§ AIM OF THE EXERCISE
Records follow. Select each line holding "Kolorado".

Dataset listings of figures

start

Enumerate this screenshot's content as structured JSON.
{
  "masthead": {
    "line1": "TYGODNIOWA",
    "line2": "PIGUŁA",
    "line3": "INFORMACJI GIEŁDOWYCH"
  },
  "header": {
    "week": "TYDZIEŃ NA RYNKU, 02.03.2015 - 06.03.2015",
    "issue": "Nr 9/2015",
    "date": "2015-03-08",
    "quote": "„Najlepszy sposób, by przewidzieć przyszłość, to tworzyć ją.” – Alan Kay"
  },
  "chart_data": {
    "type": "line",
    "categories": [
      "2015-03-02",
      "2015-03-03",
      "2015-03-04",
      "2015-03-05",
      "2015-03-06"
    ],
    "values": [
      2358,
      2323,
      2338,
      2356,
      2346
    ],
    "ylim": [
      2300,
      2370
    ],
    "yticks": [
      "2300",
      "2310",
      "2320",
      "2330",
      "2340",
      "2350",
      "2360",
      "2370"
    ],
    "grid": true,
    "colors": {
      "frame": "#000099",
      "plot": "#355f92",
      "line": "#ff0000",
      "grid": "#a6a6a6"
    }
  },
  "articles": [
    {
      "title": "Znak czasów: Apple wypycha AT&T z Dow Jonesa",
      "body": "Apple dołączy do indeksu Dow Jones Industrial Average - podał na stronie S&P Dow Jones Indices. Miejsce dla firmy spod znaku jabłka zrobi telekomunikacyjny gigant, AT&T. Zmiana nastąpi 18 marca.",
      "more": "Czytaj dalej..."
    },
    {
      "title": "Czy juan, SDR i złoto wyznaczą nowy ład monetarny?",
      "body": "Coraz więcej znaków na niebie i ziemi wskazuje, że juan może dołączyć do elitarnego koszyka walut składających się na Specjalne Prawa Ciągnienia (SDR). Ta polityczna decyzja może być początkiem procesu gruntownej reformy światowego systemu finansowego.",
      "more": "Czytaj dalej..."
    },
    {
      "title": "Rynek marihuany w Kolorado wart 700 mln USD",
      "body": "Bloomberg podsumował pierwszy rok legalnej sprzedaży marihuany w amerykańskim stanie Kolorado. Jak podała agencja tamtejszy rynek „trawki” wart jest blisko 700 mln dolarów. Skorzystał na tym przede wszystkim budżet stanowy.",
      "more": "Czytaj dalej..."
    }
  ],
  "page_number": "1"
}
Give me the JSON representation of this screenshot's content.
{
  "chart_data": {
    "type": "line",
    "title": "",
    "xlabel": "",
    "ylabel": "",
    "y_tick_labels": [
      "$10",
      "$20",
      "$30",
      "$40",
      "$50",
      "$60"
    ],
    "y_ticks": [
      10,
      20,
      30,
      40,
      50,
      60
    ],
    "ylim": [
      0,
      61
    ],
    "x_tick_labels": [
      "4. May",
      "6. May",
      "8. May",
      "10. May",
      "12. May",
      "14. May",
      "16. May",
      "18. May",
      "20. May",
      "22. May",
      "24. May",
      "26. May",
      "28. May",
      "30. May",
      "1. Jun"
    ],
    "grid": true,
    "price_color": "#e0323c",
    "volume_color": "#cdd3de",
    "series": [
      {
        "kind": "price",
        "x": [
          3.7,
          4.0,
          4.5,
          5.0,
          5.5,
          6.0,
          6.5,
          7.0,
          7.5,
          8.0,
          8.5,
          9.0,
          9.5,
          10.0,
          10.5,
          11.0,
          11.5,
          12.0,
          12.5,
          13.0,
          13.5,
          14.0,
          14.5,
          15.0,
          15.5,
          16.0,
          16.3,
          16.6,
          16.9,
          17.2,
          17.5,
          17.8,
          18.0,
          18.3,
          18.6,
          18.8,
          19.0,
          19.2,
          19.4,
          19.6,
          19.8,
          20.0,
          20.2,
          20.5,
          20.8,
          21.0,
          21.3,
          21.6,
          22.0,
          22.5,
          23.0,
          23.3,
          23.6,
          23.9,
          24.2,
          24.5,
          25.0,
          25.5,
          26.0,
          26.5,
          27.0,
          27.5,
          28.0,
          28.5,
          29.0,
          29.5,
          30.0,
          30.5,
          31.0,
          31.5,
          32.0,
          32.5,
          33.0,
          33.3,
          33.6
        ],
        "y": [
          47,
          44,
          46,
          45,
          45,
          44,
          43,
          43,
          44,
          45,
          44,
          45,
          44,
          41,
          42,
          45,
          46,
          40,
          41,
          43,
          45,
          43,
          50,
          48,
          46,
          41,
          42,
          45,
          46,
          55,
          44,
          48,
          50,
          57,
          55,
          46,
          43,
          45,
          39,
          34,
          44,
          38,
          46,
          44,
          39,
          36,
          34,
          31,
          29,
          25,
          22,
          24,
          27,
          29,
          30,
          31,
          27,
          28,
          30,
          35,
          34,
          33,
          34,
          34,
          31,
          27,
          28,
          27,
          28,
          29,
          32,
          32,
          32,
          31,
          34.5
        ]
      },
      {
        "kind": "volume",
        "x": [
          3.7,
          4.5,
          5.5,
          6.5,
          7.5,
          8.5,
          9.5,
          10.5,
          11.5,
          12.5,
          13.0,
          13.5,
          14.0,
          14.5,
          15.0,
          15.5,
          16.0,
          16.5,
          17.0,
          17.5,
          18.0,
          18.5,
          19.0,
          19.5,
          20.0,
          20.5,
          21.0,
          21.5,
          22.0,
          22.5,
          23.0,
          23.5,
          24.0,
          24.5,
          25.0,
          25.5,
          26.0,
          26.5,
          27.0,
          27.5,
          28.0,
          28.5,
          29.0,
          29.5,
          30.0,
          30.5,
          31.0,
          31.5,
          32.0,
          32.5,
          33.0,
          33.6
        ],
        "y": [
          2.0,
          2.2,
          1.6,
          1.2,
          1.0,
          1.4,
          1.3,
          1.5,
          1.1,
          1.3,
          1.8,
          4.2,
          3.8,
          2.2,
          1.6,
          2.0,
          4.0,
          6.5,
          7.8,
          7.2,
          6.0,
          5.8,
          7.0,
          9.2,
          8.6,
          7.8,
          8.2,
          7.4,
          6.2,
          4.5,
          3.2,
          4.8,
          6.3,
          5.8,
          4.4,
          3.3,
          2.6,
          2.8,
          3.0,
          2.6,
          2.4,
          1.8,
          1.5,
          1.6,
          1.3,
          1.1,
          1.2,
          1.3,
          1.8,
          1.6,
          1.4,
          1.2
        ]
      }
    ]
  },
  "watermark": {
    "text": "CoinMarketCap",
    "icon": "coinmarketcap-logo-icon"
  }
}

end

§ OUTPUT OF THE TASK
      "title": "Rynek marihuany w Kolorado wart 700 mln USD",
      "body": "Bloomberg podsumował pierwszy rok legalnej sprzedaży marihuany w amerykańskim stanie Kolorado. Jak podała agencja tamtejszy rynek „trawki” wart jest blisko 700 mln dolarów. Skorzystał na tym przede wszystkim budżet stanowy.",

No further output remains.